— start of RECORDS FOR THE TASK —
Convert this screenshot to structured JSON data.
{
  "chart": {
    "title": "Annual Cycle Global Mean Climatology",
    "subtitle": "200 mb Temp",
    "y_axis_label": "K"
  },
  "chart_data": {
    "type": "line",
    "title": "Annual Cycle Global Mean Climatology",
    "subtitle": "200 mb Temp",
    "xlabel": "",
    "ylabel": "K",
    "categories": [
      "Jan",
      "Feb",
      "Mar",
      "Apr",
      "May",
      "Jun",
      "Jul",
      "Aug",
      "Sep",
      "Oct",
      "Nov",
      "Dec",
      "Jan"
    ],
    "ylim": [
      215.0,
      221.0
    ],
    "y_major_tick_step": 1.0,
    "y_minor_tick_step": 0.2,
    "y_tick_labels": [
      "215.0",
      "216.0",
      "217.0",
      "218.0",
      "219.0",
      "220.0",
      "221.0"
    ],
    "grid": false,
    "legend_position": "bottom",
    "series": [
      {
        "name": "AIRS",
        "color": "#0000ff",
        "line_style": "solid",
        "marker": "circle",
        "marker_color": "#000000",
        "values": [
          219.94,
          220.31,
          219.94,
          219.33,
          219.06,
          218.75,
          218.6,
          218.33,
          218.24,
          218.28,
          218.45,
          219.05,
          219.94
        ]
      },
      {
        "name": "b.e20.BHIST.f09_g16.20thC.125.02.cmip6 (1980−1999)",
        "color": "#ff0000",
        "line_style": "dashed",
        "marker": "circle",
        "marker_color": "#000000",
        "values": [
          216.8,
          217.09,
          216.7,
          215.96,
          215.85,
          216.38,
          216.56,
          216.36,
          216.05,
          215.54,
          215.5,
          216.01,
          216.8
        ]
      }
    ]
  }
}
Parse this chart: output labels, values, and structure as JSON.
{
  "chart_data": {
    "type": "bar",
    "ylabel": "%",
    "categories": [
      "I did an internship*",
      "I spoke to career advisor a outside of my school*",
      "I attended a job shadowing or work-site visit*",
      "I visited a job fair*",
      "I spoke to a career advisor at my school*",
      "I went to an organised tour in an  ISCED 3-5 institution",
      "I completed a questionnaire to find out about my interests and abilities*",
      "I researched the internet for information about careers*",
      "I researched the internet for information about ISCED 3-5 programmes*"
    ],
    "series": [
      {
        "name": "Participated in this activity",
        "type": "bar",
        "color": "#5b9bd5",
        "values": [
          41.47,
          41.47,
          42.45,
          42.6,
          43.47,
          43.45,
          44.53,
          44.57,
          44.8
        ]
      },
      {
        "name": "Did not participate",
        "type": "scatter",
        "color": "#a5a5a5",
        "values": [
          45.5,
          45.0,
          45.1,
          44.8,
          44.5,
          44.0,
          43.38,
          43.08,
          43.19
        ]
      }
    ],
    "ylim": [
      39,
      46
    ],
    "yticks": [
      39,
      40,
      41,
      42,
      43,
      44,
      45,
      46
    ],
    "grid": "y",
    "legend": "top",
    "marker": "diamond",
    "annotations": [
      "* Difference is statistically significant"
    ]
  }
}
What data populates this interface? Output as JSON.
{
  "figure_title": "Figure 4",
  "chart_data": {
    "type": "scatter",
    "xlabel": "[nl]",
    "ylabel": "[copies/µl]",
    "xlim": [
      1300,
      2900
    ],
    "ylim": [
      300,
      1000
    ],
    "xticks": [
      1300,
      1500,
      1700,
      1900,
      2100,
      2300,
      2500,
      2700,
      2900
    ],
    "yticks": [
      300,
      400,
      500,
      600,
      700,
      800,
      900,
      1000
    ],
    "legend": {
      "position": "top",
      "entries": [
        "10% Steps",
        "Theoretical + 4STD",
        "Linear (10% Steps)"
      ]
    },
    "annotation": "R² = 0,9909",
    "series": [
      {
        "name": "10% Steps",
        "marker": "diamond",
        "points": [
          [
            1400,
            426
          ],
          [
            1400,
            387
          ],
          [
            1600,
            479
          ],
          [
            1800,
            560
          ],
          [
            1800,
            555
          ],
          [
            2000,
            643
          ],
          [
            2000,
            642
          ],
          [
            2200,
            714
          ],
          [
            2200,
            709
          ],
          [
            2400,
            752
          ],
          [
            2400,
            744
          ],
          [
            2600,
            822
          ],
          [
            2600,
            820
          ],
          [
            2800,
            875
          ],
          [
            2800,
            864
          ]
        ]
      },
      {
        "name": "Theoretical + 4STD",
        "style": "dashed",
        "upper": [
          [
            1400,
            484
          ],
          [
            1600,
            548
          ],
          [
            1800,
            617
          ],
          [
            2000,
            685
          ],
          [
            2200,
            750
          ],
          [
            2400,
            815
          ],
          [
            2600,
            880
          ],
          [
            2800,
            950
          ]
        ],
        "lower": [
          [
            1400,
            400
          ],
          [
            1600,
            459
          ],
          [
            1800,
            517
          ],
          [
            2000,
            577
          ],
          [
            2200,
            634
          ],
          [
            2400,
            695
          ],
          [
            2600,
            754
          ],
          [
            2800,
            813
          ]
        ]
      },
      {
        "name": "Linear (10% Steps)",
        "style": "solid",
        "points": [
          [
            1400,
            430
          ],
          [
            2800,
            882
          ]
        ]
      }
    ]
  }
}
— end of RECORDS FOR THE TASK —
Quote each line of the data above exactly as written.

- TASK OUTPUT:
Convert this screenshot to structured JSON data.
{
  "chart": {
    "title": "Annual Cycle Global Mean Climatology",
    "subtitle": "200 mb Temp",
    "y_axis_label": "K"
  },
  "chart_data": {
    "type": "line",
    "title": "Annual Cycle Global Mean Climatology",
    "subtitle": "200 mb Temp",
    "xlabel": "",
    "ylabel": "K",
    "categories": [
      "Jan",
      "Feb",
      "Mar",
      "Apr",
      "May",
      "Jun",
      "Jul",
      "Aug",
      "Sep",
      "Oct",
      "Nov",
      "Dec",
      "Jan"
    ],
    "ylim": [
      215.0,
      221.0
    ],
    "y_major_tick_step": 1.0,
    "y_minor_tick_step": 0.2,
    "y_tick_labels": [
      "215.0",
      "216.0",
      "217.0",
      "218.0",
      "219.0",
      "220.0",
      "221.0"
    ],
    "grid": false,
    "legend_position": "bottom",
    "series": [
      {
        "name": "AIRS",
        "color": "#0000ff",
        "line_style": "solid",
        "marker": "circle",
        "marker_color": "#000000",
        "values": [
          219.94,
          220.31,
          219.94,
          219.33,
          219.06,
          218.75,
          218.6,
          218.33,
          218.24,
          218.28,
          218.45,
          219.05,
          219.94
        ]
      },
      {
        "name": "b.e20.BHIST.f09_g16.20thC.125.02.cmip6 (1980−1999)",
        "color": "#ff0000",
        "line_style": "dashed",
        "marker": "circle",
        "marker_color": "#000000",
        "values": [
          216.8,
          217.09,
          216.7,
          215.96,
          215.85,
          216.38,
          216.56,
          216.36,
          216.05,
          215.54,
          215.5,
          216.01,
          216.8
        ]
      }
    ]
  }
}
Parse this chart: output labels, values, and structure as JSON.
{
  "chart_data": {
    "type": "bar",
    "ylabel": "%",
    "categories": [
      "I did an internship*",
      "I spoke to career advisor a outside of my school*",
      "I attended a job shadowing or work-site visit*",
      "I visited a job fair*",
      "I spoke to a career advisor at my school*",
      "I went to an organised tour in an  ISCED 3-5 institution",
      "I completed a questionnaire to find out about my interests and abilities*",
      "I researched the internet for information about careers*",
      "I researched the internet for information about ISCED 3-5 programmes*"
    ],
    "series": [
      {
        "name": "Participated in this activity",
        "type": "bar",
        "color": "#5b9bd5",
        "values": [
          41.47,
          41.47,
          42.45,
          42.6,
          43.47,
          43.45,
          44.53,
          44.57,
          44.8
        ]
      },
      {
        "name": "Did not participate",
        "type": "scatter",
        "color": "#a5a5a5",
        "values": [
          45.5,
          45.0,
          45.1,
          44.8,
          44.5,
          44.0,
          43.38,
          43.08,
          43.19
        ]
      }
    ],
    "ylim": [
      39,
      46
    ],
    "yticks": [
      39,
      40,
      41,
      42,
      43,
      44,
      45,
      46
    ],
    "grid": "y",
    "legend": "top",
    "marker": "diamond",
    "annotations": [
      "* Difference is statistically significant"
    ]
  }
}
What data populates this interface? Output as JSON.
{
  "figure_title": "Figure 4",
  "chart_data": {
    "type": "scatter",
    "xlabel": "[nl]",
    "ylabel": "[copies/µl]",
    "xlim": [
      1300,
      2900
    ],
    "ylim": [
      300,
      1000
    ],
    "xticks": [
      1300,
      1500,
      1700,
      1900,
      2100,
      2300,
      2500,
      2700,
      2900
    ],
    "yticks": [
      300,
      400,
      500,
      600,
      700,
      800,
      900,
      1000
    ],
    "legend": {
      "position": "top",
      "entries": [
        "10% Steps",
        "Theoretical + 4STD",
        "Linear (10% Steps)"
      ]
    },
    "annotation": "R² = 0,9909",
    "series": [
      {
        "name": "10% Steps",
        "marker": "diamond",
        "points": [
          [
            1400,
            426
          ],
          [
            1400,
            387
          ],
          [
            1600,
            479
          ],
          [
            1800,
            560
          ],
          [
            1800,
            555
          ],
          [
            2000,
            643
          ],
          [
            2000,
            642
          ],
          [
            2200,
            714
          ],
          [
            2200,
            709
          ],
          [
            2400,
            752
          ],
          [
            2400,
            744
          ],
          [
            2600,
            822
          ],
          [
            2600,
            820
          ],
          [
            2800,
            875
          ],
          [
            2800,
            864
          ]
        ]
      },
      {
        "name": "Theoretical + 4STD",
        "style": "dashed",
        "upper": [
          [
            1400,
            484
          ],
          [
            1600,
            548
          ],
          [
            1800,
            617
          ],
          [
            2000,
            685
          ],
          [
            2200,
            750
          ],
          [
            2400,
            815
          ],
          [
            2600,
            880
          ],
          [
            2800,
            950
          ]
        ],
        "lower": [
          [
            1400,
            400
          ],
          [
            1600,
            459
          ],
          [
            1800,
            517
          ],
          [
            2000,
            577
          ],
          [
            2200,
            634
          ],
          [
            2400,
            695
          ],
          [
            2600,
            754
          ],
          [
            2800,
            813
          ]
        ]
      },
      {
        "name": "Linear (10% Steps)",
        "style": "solid",
        "points": [
          [
            1400,
            430
          ],
          [
            2800,
            882
          ]
        ]
      }
    ]
  }
}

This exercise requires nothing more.